Dataset content:
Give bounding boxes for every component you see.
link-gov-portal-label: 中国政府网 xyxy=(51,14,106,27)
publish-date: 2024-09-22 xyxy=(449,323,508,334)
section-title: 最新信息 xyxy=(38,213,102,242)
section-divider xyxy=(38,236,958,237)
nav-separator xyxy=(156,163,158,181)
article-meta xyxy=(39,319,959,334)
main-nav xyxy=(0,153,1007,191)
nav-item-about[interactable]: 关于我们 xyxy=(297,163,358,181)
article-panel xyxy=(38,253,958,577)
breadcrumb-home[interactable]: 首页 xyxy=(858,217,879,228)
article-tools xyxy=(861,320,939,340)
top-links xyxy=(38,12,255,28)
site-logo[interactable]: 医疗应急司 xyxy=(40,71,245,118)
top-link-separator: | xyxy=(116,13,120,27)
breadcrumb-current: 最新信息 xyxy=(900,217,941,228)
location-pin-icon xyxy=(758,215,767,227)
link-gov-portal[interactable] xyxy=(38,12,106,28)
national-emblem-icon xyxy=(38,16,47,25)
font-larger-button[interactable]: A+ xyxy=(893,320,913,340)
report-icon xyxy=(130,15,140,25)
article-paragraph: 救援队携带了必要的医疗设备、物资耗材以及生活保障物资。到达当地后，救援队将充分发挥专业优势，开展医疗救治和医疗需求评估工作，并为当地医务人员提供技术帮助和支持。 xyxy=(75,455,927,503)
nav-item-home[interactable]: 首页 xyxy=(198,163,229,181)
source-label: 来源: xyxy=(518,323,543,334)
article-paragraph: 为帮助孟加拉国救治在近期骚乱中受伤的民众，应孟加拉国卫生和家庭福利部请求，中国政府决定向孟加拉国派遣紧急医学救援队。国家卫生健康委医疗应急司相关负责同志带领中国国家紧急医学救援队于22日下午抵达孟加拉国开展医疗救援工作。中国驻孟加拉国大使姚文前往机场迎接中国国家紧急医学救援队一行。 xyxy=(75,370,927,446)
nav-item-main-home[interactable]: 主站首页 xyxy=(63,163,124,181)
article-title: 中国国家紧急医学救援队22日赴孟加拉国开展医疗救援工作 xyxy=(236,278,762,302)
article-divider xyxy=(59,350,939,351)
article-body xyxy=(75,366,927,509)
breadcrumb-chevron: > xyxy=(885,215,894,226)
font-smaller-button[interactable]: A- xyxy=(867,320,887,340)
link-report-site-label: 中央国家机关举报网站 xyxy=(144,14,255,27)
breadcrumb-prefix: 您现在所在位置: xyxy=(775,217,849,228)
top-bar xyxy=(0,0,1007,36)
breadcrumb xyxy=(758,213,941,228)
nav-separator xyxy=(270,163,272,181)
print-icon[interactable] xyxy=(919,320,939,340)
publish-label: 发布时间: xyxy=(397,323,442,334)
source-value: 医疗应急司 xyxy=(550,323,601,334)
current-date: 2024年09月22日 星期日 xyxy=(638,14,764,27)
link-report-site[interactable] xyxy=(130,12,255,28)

What this task involves:
Return the records from their first line through the line containing "font-smaller-button[interactable]: A- xyxy=(867,320,887,340)", both ends included, with every line reproduced verbatim.

Final result:
Give bounding boxes for every component you see.
link-gov-portal-label: 中国政府网 xyxy=(51,14,106,27)
publish-date: 2024-09-22 xyxy=(449,323,508,334)
section-title: 最新信息 xyxy=(38,213,102,242)
section-divider xyxy=(38,236,958,237)
nav-separator xyxy=(156,163,158,181)
article-meta xyxy=(39,319,959,334)
main-nav xyxy=(0,153,1007,191)
nav-item-about[interactable]: 关于我们 xyxy=(297,163,358,181)
article-panel xyxy=(38,253,958,577)
breadcrumb-home[interactable]: 首页 xyxy=(858,217,879,228)
article-tools xyxy=(861,320,939,340)
top-links xyxy=(38,12,255,28)
site-logo[interactable]: 医疗应急司 xyxy=(40,71,245,118)
top-link-separator: | xyxy=(116,13,120,27)
breadcrumb-current: 最新信息 xyxy=(900,217,941,228)
location-pin-icon xyxy=(758,215,767,227)
link-gov-portal[interactable] xyxy=(38,12,106,28)
national-emblem-icon xyxy=(38,16,47,25)
font-larger-button[interactable]: A+ xyxy=(893,320,913,340)
report-icon xyxy=(130,15,140,25)
article-paragraph: 救援队携带了必要的医疗设备、物资耗材以及生活保障物资。到达当地后，救援队将充分发挥专业优势，开展医疗救治和医疗需求评估工作，并为当地医务人员提供技术帮助和支持。 xyxy=(75,455,927,503)
nav-item-home[interactable]: 首页 xyxy=(198,163,229,181)
source-label: 来源: xyxy=(518,323,543,334)
article-paragraph: 为帮助孟加拉国救治在近期骚乱中受伤的民众，应孟加拉国卫生和家庭福利部请求，中国政府决定向孟加拉国派遣紧急医学救援队。国家卫生健康委医疗应急司相关负责同志带领中国国家紧急医学救援队于22日下午抵达孟加拉国开展医疗救援工作。中国驻孟加拉国大使姚文前往机场迎接中国国家紧急医学救援队一行。 xyxy=(75,370,927,446)
nav-item-main-home[interactable]: 主站首页 xyxy=(63,163,124,181)
article-title: 中国国家紧急医学救援队22日赴孟加拉国开展医疗救援工作 xyxy=(236,278,762,302)
article-divider xyxy=(59,350,939,351)
article-body xyxy=(75,366,927,509)
breadcrumb-chevron: > xyxy=(885,215,894,226)
font-smaller-button[interactable]: A- xyxy=(867,320,887,340)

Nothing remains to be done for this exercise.